### What you need to do
Copy out each line of the data that holds the word "TAPENADE".

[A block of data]
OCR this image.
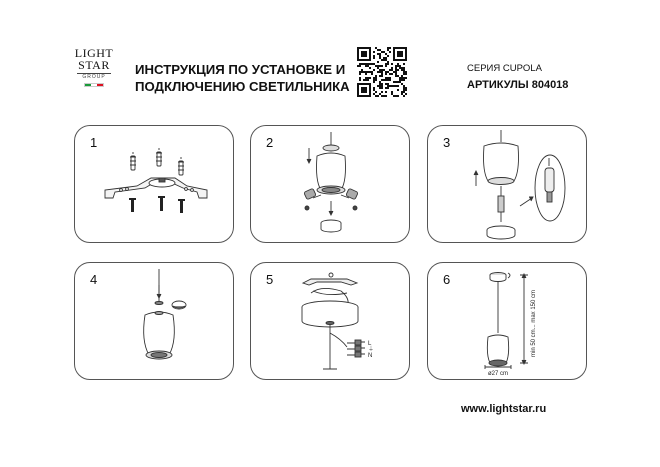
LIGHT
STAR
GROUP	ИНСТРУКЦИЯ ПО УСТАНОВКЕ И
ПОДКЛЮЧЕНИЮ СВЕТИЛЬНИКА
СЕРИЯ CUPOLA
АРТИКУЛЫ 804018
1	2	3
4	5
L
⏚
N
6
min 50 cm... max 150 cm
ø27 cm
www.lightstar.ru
---
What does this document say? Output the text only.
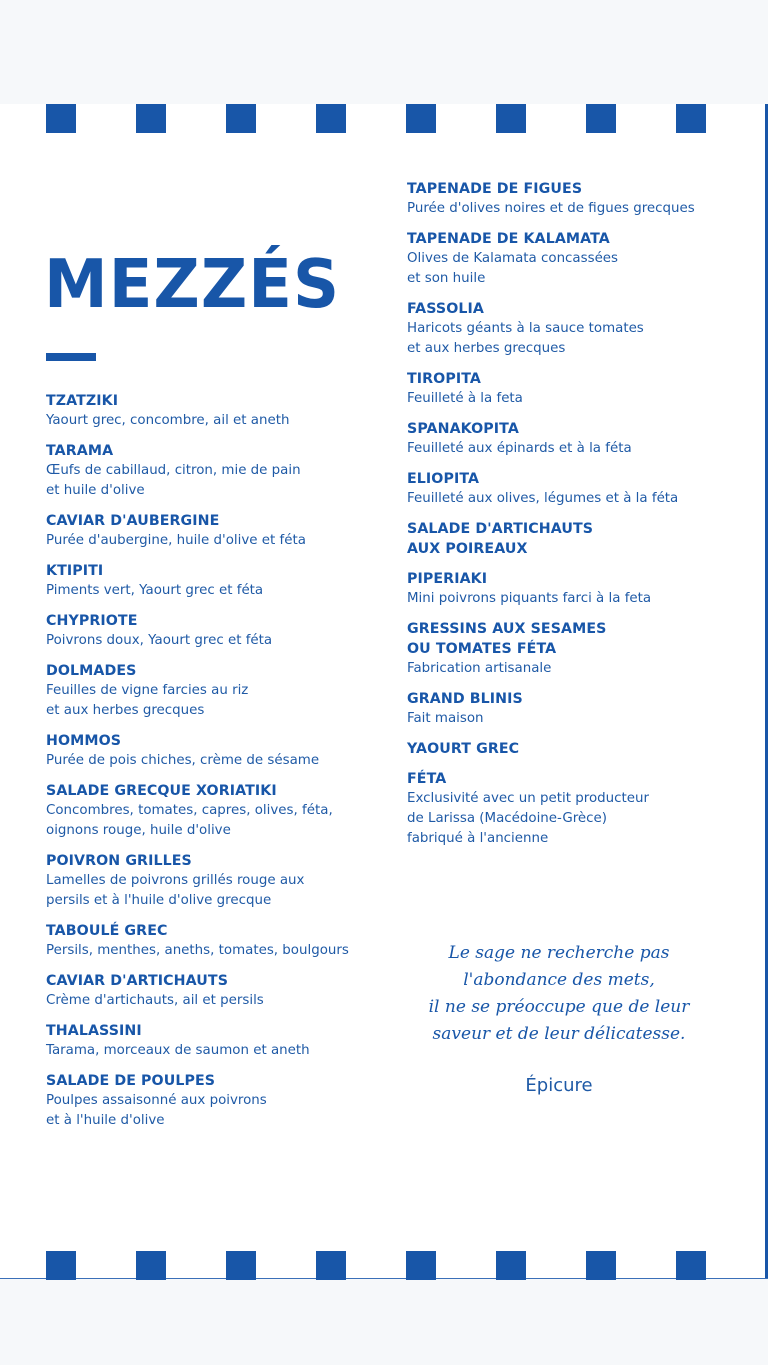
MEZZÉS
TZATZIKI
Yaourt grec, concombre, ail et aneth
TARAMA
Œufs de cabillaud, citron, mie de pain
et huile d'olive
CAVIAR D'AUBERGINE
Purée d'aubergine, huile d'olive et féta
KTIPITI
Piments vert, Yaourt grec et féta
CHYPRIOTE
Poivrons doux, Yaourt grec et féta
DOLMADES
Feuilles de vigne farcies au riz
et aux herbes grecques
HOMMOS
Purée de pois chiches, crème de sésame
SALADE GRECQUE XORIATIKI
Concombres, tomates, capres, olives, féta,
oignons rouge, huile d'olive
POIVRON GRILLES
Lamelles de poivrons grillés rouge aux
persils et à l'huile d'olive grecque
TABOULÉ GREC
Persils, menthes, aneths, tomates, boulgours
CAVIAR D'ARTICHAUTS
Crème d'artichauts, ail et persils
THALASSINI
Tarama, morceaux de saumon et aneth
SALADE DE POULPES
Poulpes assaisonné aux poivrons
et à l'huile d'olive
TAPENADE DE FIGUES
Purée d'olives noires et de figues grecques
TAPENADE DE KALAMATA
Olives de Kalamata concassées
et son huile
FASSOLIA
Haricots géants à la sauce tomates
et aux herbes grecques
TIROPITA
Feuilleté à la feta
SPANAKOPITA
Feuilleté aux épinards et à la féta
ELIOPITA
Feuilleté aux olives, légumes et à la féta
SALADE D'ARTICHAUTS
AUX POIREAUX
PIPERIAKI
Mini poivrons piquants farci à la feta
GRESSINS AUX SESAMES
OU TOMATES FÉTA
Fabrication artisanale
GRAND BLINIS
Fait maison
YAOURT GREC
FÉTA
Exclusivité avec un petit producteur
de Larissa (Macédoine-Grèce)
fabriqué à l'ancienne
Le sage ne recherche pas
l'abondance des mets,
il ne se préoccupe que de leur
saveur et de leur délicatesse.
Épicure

### Written response
TAPENADE DE FIGUES
TAPENADE DE KALAMATA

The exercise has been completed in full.